While some corporate choices lead us down a garden path to delightful gains, some journeys can delay growth as an organization. Worse still, some decisions can sink the entire ship by sapping energy and resources from an enterprise’s core competency.

Too Big to Succeed?
In initial drafts of this post, I struggled with the conflict of how much I love using Google Search, Google Maps, and a variety of other Google products with the difficulty I was experiencing with Google Apps, a platform of services including Google Docs services like word processing, spreadsheets, and Google’s GMail for business email service. I found the extremely low per-user fee charged to businesses using Google Apps and free availability of some services to be at odds with professional use when support is required; for a period of time last year, the spreadsheet service was completely unavailable for edits or uploads. However, I was wrong. My thesis was planned to be “Spread Too Thin,” based on the idea that by taking on so many tasks, and by becoming a Jack of All Trades, Google might become the anecdotal Master of None.

☆ ☆ ☆ ☆ ☆

### REQUIRED TASKS
1. In the post about Google Apps, what title was the writer's thesis originally planned to have?
2. Pick up the post about Google Apps after its final sentence and continue writing it.

### Document layout detection data
☆ ☆ ☆ ☆ ☆

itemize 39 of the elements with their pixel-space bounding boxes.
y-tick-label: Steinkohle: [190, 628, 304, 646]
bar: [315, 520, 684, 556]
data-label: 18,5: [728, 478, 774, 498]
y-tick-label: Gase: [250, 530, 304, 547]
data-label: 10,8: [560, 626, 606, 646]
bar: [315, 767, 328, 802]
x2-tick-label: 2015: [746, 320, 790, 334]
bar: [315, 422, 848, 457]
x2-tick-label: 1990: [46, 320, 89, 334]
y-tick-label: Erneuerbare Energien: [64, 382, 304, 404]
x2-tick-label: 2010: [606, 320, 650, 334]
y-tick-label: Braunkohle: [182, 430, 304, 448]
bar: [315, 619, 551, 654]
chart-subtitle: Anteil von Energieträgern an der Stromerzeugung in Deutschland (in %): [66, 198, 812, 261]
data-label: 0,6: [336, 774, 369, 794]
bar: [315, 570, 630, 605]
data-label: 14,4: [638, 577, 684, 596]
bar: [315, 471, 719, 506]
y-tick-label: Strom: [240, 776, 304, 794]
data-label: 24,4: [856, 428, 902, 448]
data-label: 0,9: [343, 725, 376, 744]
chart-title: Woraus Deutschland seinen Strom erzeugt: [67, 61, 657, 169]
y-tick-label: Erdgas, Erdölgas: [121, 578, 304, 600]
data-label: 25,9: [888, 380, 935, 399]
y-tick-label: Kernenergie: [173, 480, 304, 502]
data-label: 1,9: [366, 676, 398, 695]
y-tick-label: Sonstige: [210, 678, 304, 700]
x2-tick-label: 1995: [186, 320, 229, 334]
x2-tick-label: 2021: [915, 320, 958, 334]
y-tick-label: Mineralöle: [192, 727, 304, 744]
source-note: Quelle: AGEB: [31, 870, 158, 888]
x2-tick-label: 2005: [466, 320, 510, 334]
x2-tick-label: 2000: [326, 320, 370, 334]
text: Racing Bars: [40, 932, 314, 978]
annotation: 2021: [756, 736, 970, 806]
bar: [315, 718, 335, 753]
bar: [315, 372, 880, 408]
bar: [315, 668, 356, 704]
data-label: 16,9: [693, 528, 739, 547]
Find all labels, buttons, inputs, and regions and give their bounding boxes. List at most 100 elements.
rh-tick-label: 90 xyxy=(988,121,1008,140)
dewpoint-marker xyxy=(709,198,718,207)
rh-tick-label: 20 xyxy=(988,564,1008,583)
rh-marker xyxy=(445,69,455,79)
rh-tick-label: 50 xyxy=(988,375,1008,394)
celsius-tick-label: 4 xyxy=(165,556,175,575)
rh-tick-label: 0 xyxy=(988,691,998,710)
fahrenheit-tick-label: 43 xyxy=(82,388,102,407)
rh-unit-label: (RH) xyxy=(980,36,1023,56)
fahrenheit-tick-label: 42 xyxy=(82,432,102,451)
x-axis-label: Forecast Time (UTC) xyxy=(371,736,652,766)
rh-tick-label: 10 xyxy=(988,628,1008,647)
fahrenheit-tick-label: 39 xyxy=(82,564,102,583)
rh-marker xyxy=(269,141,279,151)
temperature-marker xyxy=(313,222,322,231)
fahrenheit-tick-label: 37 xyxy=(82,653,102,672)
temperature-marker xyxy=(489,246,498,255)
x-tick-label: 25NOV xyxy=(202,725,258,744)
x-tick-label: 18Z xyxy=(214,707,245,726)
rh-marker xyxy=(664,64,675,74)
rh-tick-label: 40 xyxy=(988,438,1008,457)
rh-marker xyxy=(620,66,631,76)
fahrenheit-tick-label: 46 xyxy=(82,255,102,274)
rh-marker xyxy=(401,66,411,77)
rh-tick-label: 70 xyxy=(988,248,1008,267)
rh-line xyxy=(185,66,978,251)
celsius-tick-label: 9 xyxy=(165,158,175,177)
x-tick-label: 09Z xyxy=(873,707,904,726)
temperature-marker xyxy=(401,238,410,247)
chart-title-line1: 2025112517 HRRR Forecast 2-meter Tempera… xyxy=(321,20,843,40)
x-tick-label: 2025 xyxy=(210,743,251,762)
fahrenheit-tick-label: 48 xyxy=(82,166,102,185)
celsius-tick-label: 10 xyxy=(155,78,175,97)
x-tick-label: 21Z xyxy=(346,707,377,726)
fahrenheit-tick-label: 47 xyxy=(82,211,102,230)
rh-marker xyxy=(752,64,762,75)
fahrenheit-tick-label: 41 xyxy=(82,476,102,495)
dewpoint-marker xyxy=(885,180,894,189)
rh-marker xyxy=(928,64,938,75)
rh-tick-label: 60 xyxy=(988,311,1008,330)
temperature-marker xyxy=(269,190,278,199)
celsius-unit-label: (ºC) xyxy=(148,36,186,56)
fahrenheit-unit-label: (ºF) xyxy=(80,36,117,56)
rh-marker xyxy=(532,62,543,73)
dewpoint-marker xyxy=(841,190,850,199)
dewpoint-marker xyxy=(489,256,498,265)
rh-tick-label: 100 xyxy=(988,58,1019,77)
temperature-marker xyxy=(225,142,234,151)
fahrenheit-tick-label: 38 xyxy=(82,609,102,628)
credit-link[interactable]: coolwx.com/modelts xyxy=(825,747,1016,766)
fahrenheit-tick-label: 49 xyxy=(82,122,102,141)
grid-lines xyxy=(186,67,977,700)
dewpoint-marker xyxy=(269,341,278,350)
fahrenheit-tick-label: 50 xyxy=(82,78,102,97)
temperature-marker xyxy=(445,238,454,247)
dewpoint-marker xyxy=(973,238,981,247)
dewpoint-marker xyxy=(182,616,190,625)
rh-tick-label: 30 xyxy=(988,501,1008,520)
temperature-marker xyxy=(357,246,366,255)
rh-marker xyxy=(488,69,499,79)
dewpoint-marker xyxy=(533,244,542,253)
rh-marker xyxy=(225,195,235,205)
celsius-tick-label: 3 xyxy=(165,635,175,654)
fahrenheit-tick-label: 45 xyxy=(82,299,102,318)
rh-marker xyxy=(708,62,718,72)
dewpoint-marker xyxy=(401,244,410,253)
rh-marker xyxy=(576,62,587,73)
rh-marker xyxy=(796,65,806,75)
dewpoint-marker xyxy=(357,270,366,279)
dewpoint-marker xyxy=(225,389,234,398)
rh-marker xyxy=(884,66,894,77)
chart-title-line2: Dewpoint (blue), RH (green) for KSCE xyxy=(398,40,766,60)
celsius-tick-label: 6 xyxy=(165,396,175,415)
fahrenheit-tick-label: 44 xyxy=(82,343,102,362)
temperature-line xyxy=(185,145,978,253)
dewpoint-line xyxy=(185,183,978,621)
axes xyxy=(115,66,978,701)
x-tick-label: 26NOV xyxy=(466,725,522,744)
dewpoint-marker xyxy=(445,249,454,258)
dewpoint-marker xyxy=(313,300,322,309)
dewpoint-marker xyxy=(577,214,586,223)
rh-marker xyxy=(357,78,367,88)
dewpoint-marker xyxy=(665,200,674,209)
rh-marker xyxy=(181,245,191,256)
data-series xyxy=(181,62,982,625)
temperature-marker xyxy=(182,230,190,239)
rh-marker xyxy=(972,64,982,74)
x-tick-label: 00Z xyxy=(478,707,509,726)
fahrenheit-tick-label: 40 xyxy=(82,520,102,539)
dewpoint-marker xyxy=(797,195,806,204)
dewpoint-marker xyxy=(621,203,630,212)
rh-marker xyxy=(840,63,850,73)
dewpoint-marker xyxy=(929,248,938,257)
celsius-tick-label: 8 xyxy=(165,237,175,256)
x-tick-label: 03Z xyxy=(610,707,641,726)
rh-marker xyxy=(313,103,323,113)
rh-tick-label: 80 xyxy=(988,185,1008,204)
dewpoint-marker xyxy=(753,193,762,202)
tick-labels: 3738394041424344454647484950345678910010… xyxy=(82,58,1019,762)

☆ ☆ ☆ ☆ ☆

### RESULTS
1. "Spread Too Thin."

2.
I Stand Corrected
While complaining about services which in some cases are completely developed to compete with existing models (maps.google.com is now in many ways better than the MapQuest.com who dominated the market years ago, or launching Google+ to integrate social networking directly into the Google suite and in effect take on Facebook and Twitter), I underestimated the work that appears to go into this kind of Google growth. The leverage of large monopolies is always fraught with peril, because if a firm becomes too large and exerts its own girth in order to control the market, it runs the risk of competing unfairly. But looking at this in-depth, Google appears to target large opportunities, in fact bringing its considerable cannons to bear only on sizable markets, even when they appear unrelated to existing lines of Google business. When a small company is achieving remarkable growth, as in the case of Groupon.com, Google makes all efforts to acquire the firm and acquire the intellectual property, only competing when required.

Redux
I now consider the progress made on new and exciting (sometimes seemingly unrelated) fronts for Google to be not only what is currently called “creative destruction” or constructing “disruptive technology” but better still, the achievement of Google’s mission: to organize the world’s information and make it universally accessible and useful. It’s a win because they succeed far more often than they fail.